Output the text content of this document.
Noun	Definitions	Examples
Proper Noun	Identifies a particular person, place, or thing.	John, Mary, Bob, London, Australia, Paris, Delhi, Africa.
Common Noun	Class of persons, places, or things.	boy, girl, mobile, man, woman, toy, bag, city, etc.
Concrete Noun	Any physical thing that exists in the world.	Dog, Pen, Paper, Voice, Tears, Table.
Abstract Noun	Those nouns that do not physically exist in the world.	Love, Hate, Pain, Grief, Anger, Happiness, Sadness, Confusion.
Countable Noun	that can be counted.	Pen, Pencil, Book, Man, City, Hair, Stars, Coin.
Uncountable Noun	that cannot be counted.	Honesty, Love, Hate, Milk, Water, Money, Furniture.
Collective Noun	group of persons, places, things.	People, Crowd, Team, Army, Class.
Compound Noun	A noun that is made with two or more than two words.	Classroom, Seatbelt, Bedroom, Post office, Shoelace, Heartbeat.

Problem details —
Once more, set down the full listing, verbatim.

Reply —
Output the text content of this document.
Noun	Definitions	Examples
Proper Noun	Identifies a particular person, place, or thing.	John, Mary, Bob, London, Australia, Paris, Delhi, Africa.
Common Noun	Class of persons, places, or things.	boy, girl, mobile, man, woman, toy, bag, city, etc.
Concrete Noun	Any physical thing that exists in the world.	Dog, Pen, Paper, Voice, Tears, Table.
Abstract Noun	Those nouns that do not physically exist in the world.	Love, Hate, Pain, Grief, Anger, Happiness, Sadness, Confusion.
Countable Noun	that can be counted.	Pen, Pencil, Book, Man, City, Hair, Stars, Coin.
Uncountable Noun	that cannot be counted.	Honesty, Love, Hate, Milk, Water, Money, Furniture.
Collective Noun	group of persons, places, things.	People, Crowd, Team, Army, Class.
Compound Noun	A noun that is made with two or more than two words.	Classroom, Seatbelt, Bedroom, Post office, Shoelace, Heartbeat.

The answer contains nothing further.